Stored items from a collection:
--- start ---
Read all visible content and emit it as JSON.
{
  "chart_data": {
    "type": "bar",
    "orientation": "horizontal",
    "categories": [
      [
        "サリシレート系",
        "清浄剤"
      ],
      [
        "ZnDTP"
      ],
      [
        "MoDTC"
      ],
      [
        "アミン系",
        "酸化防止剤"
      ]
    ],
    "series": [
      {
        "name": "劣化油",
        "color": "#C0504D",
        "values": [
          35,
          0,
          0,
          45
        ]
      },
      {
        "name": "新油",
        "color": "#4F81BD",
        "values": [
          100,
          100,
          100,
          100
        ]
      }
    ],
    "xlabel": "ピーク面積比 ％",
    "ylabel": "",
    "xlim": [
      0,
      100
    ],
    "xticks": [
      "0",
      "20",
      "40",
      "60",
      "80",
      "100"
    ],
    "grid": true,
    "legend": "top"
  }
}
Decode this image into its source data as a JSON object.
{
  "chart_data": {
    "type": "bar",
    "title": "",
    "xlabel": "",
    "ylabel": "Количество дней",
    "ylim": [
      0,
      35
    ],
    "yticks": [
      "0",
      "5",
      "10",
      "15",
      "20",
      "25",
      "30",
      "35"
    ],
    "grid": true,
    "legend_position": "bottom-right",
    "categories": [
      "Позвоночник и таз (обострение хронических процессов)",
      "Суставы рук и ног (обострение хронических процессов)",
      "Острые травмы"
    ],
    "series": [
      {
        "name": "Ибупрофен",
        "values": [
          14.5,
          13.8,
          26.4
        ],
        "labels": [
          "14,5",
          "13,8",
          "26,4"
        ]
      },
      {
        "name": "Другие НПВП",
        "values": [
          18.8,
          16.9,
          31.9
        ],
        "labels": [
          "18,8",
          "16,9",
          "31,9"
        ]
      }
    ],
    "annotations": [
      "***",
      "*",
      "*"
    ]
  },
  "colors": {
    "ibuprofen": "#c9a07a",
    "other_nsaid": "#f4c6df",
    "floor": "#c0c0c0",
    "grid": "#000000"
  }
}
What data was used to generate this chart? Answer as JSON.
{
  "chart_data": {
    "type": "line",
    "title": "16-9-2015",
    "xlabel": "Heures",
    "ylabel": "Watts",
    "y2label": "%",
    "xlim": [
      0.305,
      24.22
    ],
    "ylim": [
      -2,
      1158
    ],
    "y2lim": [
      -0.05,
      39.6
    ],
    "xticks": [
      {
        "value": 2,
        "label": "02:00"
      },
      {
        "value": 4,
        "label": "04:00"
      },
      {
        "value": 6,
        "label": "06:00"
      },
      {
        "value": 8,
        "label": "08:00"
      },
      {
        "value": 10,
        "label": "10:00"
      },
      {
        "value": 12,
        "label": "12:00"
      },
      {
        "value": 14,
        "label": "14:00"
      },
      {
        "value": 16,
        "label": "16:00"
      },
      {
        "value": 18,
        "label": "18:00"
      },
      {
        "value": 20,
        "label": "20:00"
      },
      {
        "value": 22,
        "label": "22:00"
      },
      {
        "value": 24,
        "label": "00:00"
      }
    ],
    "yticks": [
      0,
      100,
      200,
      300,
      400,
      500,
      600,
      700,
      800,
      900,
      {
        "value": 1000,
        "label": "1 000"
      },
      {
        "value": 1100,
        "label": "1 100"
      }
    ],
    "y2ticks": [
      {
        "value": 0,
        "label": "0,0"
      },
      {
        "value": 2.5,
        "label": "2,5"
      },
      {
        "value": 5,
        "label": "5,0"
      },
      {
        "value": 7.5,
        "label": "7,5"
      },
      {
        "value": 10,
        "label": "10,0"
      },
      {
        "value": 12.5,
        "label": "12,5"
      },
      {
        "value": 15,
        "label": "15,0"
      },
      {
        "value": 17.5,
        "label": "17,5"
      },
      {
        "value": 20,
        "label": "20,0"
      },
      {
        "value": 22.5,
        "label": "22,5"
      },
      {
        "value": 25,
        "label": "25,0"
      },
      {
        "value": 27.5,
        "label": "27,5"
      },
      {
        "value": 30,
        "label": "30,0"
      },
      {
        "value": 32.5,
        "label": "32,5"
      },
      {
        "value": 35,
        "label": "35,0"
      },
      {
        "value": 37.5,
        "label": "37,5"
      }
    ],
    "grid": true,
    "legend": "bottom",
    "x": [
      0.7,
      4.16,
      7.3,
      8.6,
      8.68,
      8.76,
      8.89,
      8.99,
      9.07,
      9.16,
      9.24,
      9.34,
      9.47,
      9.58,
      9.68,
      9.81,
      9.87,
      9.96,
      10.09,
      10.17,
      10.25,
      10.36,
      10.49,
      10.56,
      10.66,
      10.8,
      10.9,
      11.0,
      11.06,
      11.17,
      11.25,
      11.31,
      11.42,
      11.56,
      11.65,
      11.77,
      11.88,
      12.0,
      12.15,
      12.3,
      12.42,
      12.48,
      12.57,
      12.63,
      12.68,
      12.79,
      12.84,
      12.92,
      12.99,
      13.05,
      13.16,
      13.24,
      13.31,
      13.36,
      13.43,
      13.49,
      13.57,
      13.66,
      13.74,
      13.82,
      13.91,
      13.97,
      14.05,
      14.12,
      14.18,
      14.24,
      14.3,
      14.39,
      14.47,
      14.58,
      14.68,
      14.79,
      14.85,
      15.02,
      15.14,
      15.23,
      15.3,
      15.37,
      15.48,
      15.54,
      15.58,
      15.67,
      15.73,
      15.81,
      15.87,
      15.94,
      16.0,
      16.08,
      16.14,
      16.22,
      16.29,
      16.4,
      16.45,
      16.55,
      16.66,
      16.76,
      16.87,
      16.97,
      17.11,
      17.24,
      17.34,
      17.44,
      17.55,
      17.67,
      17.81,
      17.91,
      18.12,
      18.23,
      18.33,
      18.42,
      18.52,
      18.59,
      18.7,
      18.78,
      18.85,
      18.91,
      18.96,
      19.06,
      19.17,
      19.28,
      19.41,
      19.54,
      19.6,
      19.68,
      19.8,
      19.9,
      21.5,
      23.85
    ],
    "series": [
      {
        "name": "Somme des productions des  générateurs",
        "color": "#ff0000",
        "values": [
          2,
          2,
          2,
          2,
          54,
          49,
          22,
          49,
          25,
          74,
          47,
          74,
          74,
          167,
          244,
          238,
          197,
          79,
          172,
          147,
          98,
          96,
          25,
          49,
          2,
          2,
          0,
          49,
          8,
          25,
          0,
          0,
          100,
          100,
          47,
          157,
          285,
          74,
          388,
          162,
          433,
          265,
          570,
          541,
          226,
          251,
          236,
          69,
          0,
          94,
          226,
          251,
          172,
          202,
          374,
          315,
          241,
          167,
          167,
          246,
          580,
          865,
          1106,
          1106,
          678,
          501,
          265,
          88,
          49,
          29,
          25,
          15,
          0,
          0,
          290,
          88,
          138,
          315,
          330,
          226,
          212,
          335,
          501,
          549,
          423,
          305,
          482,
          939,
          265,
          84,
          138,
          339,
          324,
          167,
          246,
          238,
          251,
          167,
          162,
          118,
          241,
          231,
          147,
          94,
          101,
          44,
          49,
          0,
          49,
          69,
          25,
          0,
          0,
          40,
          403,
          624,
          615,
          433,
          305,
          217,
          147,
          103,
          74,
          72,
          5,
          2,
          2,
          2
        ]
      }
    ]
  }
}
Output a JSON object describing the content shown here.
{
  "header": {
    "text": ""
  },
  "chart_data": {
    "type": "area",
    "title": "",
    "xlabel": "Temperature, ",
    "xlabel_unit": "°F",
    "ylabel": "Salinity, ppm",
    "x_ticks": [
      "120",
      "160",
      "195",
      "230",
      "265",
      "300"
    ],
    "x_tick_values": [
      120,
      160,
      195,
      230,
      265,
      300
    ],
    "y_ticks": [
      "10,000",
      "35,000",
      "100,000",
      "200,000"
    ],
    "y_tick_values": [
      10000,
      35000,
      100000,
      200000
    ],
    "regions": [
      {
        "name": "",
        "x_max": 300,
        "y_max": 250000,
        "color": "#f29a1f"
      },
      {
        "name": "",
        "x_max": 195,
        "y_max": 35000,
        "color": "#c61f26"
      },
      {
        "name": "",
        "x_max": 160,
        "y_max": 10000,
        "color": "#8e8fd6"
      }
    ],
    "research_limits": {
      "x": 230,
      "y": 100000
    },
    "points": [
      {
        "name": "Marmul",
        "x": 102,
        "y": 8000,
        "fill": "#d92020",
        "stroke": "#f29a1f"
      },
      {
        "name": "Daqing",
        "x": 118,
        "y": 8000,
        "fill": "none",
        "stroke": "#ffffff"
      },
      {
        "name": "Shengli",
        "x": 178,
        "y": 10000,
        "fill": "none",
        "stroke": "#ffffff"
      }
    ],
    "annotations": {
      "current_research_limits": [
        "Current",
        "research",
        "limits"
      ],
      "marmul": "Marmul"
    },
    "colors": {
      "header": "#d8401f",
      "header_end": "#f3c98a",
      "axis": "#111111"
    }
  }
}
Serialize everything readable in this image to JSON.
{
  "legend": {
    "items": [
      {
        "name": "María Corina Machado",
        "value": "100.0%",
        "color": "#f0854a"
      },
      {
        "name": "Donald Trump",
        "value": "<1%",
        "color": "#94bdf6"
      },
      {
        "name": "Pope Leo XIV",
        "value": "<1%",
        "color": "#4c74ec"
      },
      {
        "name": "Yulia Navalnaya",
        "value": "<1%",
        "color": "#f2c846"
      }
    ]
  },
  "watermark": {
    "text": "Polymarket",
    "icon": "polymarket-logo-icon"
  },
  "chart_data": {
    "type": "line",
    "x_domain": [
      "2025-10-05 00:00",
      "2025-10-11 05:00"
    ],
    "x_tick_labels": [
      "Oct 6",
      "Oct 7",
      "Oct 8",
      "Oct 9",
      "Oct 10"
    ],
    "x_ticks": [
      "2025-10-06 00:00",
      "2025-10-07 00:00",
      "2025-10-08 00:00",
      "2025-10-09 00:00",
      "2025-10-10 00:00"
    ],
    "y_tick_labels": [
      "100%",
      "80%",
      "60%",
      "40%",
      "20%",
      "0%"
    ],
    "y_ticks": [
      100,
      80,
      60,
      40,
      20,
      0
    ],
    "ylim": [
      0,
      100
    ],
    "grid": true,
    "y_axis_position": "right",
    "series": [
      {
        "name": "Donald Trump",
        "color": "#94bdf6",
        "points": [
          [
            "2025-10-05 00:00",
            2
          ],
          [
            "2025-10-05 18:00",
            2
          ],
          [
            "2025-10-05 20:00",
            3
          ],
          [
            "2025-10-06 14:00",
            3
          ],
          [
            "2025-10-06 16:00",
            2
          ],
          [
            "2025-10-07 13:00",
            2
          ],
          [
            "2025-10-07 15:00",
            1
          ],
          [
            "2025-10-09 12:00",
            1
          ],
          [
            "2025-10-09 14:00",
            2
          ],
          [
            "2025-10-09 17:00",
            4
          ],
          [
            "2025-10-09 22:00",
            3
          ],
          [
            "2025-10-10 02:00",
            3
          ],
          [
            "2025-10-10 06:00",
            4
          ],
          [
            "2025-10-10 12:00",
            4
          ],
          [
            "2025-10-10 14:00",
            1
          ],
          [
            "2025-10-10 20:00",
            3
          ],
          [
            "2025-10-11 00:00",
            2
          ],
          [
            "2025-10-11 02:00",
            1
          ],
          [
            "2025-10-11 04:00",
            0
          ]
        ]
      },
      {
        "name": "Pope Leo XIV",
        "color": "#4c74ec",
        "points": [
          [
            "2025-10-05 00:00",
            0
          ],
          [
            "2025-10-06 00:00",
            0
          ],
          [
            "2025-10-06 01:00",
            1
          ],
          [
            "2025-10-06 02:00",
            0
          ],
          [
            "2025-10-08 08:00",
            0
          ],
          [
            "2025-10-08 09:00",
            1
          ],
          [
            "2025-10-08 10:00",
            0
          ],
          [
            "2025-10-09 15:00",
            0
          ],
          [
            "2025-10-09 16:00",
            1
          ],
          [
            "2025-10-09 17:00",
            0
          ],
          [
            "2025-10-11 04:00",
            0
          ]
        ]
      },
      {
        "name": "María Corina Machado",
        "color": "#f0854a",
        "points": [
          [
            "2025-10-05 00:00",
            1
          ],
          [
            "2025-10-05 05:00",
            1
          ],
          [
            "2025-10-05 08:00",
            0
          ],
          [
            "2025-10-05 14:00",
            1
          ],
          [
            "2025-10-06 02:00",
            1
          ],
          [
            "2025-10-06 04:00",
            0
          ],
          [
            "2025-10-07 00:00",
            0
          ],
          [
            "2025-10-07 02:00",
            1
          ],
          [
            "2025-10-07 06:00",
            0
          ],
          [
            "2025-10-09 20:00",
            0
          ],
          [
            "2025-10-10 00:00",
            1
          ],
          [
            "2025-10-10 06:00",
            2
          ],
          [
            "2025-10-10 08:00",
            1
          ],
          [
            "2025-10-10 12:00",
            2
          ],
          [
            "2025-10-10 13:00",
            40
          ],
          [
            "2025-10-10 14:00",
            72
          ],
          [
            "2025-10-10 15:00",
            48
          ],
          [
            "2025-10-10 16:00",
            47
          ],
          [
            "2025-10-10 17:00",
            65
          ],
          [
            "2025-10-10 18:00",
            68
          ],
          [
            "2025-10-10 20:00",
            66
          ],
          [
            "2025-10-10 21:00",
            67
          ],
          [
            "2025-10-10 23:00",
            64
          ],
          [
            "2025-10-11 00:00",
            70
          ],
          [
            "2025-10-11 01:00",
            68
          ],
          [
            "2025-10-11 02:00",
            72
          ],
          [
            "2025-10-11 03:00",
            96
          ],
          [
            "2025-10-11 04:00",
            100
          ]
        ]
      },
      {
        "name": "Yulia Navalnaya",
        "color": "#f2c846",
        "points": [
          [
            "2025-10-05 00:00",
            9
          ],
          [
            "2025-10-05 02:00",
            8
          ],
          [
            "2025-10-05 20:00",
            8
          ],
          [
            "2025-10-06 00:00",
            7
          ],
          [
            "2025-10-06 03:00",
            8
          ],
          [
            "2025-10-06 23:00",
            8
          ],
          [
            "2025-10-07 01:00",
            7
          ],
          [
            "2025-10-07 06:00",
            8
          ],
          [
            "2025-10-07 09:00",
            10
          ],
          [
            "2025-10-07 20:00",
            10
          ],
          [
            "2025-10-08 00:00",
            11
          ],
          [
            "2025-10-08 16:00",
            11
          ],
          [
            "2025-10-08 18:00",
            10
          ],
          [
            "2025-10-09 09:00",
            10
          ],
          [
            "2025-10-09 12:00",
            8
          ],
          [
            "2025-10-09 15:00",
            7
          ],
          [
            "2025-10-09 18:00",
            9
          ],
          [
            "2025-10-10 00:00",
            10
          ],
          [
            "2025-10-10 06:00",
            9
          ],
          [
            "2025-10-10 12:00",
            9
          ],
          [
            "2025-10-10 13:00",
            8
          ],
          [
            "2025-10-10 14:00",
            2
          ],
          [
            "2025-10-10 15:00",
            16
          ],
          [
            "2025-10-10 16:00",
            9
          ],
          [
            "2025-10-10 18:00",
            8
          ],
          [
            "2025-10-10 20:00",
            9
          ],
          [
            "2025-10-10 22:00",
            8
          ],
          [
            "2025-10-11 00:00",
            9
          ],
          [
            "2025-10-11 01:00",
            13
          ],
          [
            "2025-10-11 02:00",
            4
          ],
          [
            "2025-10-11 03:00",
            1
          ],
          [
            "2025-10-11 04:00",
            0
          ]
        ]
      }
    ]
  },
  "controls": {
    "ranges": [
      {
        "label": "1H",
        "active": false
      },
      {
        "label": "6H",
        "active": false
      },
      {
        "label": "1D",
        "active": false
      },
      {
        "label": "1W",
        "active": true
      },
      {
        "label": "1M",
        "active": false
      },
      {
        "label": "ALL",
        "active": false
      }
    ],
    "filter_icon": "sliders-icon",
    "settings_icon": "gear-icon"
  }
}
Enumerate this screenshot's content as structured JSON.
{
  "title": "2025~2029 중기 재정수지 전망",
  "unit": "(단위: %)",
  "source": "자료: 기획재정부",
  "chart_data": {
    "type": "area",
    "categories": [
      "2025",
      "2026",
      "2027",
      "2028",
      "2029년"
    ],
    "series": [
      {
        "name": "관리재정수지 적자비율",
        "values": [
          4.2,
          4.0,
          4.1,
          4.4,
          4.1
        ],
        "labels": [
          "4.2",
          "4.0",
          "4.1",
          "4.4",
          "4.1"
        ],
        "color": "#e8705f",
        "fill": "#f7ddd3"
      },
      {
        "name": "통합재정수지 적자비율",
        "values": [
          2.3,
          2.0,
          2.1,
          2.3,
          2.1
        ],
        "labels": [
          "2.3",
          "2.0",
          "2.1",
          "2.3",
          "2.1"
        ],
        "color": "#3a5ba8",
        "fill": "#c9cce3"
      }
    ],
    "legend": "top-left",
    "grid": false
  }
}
--- end ---
WRITTEN INSTRUCTION: Return each line among the entries that holds the word "this".

ANSWER FOR THE TASK:
Decode this image into its source data as a JSON object.
What data was used to generate this chart? Answer as JSON.
Serialize everything readable in this image to JSON.
Enumerate this screenshot's content as structured JSON.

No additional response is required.